Supplied data:
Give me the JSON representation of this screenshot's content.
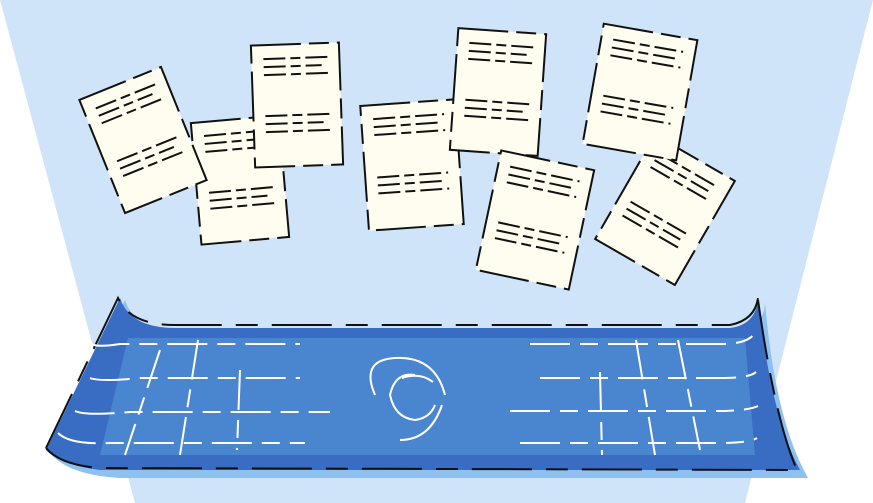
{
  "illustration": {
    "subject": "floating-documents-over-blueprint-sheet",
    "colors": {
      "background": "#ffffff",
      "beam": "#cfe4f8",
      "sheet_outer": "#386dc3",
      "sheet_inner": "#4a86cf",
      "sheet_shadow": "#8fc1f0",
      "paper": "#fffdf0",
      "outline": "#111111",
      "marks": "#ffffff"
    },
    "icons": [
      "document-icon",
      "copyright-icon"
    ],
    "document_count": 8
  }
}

Given instruction: Each record above must be returned exactly as written, with its pictures omitted.

Reply:
Give me the JSON representation of this screenshot's content.
{
  "illustration": {
    "subject": "floating-documents-over-blueprint-sheet",
    "colors": {
      "background": "#ffffff",
      "beam": "#cfe4f8",
      "sheet_outer": "#386dc3",
      "sheet_inner": "#4a86cf",
      "sheet_shadow": "#8fc1f0",
      "paper": "#fffdf0",
      "outline": "#111111",
      "marks": "#ffffff"
    },
    "icons": [
      "document-icon",
      "copyright-icon"
    ],
    "document_count": 8
  }
}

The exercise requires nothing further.